*Texte source*.
Gérer son patrimoine
       


Les actionnaires et les différents créanciers bancaires face au risque de faillite 

1- Le déposant est un créancier bancaire protégé par l'Etat : l'asymétrie d'information

* Rappel : lorsqu'un créancier prête de l'argent à un émetteur de dettes, il prend toujours le risque de ne pas être remboursé, on l'appelle le risque émetteur ou le risque de contrepartie. En revanche, il demande donc une prime de risque sur le taux d'intérêt. Plus le risque de non remboursement sera élevé, plus le créancier demandera une prime de risque élevée et donc un taux d'intérêt élevé sur ses créances. En cas de défaut d'émetteur, le créancier perd son investissement. 

Un déposant est bien un créancier de la banque dans laquelle il détient des dépôts. En effet, les dépôts rentrent au passif du bilan de la banque en tant que dettes, cette dernière peut en disposer comme elle le souhaite à partir du moment où elle les restitue lorsque que le déposant en fait la demande. A priori, comme tout créancier, il prend le risque que la banque ne lui restitue pas ses dépôts.

Mais on considère que contrairement à un créancier classique (investisseur, détenteur d'obligations...), il n'est pas en mesure d'estimer le risque qu'il prend à cause de l'asymétrie d'information qui existe entre lui et sa banque. Autrement dit, le déposant est un créancier malgré lui contrairement à un créancier obligataire par exemple. Il n'est donc pas très juste qu'il perde ses dépôts en cas de faillite de sa banque alors même qu'il ne dispose pas de moyens suffisants pour connaître le risque auquel il s'expose. De même, son manque d'information peut le conduire à retirer ses dépôts alors même que sa banque est fondamentalement solvable.

*Liste des données*.

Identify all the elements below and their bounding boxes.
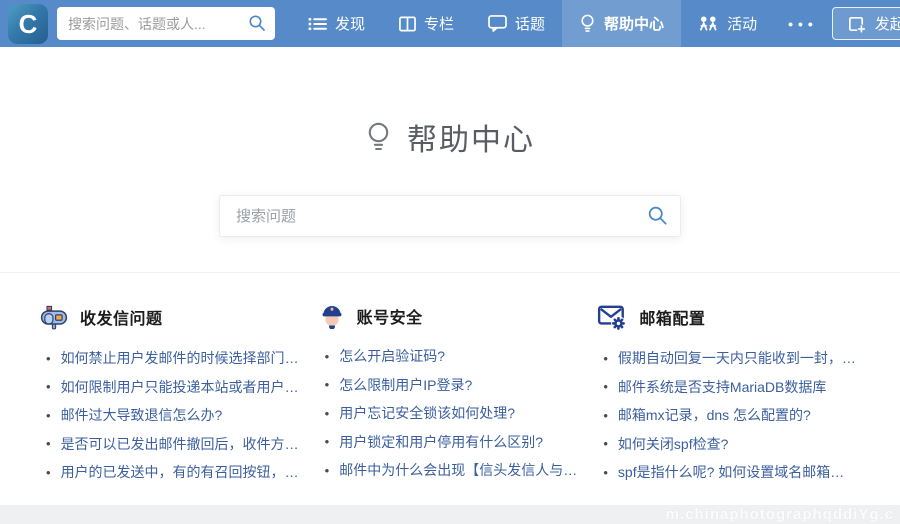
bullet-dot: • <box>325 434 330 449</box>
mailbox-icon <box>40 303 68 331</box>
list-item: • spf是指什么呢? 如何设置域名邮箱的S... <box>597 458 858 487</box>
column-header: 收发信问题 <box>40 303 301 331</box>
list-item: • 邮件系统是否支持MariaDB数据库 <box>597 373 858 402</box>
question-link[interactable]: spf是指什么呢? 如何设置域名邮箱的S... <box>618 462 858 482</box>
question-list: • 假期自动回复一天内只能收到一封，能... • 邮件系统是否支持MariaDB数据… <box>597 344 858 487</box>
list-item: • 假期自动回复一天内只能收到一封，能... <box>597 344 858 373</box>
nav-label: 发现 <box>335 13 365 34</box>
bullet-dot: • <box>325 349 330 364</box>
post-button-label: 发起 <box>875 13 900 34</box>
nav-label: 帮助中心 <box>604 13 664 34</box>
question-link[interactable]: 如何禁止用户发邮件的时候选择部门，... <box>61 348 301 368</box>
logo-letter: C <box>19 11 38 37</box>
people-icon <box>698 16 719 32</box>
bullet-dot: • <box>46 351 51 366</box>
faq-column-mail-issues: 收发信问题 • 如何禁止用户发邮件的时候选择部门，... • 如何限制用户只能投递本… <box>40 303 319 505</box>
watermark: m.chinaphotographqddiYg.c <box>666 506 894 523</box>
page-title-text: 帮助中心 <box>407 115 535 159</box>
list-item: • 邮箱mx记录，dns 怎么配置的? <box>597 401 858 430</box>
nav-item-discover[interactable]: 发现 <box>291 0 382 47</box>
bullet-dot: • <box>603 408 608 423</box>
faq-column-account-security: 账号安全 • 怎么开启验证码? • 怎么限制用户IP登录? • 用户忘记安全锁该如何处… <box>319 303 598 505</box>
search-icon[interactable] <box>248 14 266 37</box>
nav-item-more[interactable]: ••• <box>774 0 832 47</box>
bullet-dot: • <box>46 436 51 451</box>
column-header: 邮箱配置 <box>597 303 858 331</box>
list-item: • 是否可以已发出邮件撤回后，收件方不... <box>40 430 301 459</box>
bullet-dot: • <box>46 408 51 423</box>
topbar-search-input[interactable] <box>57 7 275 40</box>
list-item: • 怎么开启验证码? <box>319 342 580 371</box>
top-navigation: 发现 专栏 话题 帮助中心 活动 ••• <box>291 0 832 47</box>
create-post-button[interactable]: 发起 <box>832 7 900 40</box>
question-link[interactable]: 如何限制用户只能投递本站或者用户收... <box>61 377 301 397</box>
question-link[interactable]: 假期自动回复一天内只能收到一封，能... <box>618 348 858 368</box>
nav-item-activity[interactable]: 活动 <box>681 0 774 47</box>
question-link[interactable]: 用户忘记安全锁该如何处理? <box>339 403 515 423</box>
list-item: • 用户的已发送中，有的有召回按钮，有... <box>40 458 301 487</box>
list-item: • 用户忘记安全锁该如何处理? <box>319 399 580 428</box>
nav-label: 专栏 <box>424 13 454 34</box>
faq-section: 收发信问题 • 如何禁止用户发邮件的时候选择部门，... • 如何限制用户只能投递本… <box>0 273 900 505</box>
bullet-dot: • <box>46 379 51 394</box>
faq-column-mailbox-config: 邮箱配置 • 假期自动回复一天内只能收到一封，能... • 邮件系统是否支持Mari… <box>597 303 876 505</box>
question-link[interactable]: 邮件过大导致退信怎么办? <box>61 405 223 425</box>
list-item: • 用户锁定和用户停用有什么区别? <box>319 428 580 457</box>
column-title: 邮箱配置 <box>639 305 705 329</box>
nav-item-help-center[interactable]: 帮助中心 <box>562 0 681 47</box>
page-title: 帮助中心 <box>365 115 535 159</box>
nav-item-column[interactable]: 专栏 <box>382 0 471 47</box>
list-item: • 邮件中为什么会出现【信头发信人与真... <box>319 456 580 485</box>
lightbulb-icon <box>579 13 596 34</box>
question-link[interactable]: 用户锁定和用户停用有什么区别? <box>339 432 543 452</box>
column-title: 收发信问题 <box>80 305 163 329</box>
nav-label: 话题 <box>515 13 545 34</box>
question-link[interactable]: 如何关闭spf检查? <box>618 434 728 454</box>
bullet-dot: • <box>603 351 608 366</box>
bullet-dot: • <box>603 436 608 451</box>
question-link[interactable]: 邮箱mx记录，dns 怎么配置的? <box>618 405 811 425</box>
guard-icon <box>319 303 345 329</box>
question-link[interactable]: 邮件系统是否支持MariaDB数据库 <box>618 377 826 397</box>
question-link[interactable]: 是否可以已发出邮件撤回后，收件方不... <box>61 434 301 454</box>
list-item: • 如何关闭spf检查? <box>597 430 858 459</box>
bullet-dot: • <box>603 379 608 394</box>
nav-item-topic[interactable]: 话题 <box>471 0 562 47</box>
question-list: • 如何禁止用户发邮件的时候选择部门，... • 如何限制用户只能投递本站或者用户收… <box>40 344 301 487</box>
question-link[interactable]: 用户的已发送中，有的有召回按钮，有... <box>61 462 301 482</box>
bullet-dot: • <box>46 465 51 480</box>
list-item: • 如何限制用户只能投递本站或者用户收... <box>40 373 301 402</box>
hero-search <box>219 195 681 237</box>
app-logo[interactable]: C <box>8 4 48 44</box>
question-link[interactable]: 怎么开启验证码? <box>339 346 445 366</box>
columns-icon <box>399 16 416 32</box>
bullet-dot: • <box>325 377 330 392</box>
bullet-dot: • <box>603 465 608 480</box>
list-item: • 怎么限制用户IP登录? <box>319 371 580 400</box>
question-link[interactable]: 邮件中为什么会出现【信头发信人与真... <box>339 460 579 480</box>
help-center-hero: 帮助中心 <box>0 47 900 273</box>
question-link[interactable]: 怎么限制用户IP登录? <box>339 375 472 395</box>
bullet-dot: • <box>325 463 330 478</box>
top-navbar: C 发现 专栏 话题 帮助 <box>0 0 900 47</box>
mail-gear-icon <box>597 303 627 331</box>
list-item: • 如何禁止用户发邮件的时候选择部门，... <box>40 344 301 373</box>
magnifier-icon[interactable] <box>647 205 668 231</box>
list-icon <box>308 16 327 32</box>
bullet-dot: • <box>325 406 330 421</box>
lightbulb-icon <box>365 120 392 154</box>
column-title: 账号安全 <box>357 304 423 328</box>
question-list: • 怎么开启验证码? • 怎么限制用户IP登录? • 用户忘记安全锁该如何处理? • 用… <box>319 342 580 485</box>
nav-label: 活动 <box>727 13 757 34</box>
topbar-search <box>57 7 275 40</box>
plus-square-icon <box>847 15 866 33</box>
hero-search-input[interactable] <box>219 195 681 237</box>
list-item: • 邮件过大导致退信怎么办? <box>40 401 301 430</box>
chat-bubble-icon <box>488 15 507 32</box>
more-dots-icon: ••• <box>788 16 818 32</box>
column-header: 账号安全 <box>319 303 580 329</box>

---

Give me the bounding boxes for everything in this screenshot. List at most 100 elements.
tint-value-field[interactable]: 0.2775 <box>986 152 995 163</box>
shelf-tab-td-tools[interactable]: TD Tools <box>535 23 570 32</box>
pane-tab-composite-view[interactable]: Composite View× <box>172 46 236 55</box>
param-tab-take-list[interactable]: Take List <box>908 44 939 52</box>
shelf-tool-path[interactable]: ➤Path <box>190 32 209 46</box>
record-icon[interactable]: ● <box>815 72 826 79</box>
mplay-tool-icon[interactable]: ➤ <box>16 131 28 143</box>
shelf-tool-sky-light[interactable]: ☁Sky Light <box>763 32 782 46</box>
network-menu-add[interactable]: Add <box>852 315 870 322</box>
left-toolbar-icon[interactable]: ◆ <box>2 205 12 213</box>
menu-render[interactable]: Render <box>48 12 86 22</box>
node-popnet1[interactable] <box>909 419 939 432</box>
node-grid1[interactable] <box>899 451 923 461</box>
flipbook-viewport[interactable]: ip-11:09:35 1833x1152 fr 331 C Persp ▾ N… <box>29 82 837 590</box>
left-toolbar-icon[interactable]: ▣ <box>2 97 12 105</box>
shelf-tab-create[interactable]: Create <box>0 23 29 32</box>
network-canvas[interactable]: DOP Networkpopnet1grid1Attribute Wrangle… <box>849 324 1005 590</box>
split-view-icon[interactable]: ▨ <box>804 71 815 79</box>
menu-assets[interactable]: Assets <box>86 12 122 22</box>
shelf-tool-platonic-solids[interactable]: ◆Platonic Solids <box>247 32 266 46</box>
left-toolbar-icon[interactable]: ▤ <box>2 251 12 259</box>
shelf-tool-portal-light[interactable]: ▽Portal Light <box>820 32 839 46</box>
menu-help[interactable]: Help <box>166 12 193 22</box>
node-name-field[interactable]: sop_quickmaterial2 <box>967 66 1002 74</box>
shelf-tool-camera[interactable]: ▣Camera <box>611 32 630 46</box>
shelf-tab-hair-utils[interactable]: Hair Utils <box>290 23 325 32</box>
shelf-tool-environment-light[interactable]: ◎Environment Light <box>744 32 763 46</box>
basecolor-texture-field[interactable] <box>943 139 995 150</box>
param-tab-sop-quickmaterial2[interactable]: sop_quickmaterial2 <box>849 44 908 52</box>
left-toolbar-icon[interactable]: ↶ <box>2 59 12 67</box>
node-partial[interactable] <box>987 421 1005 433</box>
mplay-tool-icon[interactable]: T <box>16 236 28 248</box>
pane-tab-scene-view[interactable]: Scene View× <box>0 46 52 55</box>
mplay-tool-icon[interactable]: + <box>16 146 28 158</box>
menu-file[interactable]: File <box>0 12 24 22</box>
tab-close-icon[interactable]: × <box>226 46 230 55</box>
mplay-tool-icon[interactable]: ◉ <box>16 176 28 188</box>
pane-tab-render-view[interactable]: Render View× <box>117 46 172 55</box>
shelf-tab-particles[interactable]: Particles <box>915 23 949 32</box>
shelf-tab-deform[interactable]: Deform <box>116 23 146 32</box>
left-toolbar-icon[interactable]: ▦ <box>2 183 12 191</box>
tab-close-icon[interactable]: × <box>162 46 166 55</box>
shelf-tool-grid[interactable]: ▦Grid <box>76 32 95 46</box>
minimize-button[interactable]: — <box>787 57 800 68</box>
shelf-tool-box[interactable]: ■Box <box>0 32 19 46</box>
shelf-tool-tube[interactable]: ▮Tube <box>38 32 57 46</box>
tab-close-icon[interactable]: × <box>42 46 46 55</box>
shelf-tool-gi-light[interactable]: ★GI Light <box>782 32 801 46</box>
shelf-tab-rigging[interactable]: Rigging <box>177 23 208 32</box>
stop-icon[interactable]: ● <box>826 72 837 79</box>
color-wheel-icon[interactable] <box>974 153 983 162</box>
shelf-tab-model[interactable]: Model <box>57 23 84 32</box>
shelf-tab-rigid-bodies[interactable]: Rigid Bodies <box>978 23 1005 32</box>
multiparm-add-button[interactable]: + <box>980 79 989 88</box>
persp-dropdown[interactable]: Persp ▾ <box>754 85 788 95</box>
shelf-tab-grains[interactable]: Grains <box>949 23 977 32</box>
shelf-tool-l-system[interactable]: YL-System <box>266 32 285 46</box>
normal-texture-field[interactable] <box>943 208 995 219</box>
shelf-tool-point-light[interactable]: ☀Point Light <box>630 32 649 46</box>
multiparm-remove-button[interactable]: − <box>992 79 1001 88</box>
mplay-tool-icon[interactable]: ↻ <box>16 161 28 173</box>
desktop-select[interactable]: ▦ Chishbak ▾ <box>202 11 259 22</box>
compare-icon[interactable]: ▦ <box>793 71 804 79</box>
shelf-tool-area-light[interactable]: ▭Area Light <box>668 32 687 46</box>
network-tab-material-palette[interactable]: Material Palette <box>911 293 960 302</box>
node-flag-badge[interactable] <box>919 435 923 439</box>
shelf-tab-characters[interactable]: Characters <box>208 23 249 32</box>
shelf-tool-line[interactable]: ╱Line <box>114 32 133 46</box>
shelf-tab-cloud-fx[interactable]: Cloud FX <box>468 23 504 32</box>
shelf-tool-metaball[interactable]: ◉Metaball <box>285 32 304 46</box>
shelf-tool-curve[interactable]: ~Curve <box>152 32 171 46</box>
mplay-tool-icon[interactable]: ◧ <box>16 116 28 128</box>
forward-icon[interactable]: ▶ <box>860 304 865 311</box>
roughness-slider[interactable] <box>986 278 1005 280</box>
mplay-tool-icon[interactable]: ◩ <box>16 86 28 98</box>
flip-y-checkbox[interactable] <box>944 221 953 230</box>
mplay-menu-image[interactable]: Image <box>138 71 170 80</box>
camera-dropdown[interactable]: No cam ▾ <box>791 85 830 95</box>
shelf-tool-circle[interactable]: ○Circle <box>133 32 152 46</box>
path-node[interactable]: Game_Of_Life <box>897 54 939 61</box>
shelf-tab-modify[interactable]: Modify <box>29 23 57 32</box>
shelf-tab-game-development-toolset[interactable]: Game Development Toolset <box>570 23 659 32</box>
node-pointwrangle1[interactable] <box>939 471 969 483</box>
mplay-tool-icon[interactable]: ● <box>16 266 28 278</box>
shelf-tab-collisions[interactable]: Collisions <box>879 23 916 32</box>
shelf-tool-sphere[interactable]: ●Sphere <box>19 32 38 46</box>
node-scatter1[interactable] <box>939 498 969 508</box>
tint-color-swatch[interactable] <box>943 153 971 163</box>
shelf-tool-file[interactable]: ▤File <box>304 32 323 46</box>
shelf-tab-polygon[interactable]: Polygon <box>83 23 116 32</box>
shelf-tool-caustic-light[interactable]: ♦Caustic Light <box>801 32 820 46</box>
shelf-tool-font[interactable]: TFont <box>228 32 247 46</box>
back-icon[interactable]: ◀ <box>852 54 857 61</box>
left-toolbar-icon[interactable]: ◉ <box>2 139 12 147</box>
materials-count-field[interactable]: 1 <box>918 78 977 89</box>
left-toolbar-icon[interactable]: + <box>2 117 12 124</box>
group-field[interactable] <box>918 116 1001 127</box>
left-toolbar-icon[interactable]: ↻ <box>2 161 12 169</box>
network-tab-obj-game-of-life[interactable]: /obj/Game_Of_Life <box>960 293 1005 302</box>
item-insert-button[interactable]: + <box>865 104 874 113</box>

*Travail demandé*.
a. Actualisez le passage du texte source allant de « Mais on considère » à « est fondamentalement solvable. » en remplaçant « asymétrie d'information » par « asymétrie informationnelle ».
b. Selon le texte source, comment appelle-t-on le risque que prend un créancier de ne pas être remboursé ?

*Réponses par consigne*.
a.
Mais on considère que contrairement à un créancier classique (investisseur, détenteur d'obligations...), il n'est pas en mesure d'estimer le risque qu'il prend à cause de l'asymétrie informationnelle qui existe entre lui et sa banque. Autrement dit, le déposant est un créancier malgré lui contrairement à un créancier obligataire par exemple. Il n'est donc pas très juste qu'il perde ses dépôts en cas de faillite de sa banque alors même qu'il ne dispose pas de moyens suffisants pour connaître le risque auquel il s'expose. De même, son manque d'information peut le conduire à retirer ses dépôts alors même que sa banque est fondamentalement solvable.

b. Le risque émetteur ou le risque de contrepartie.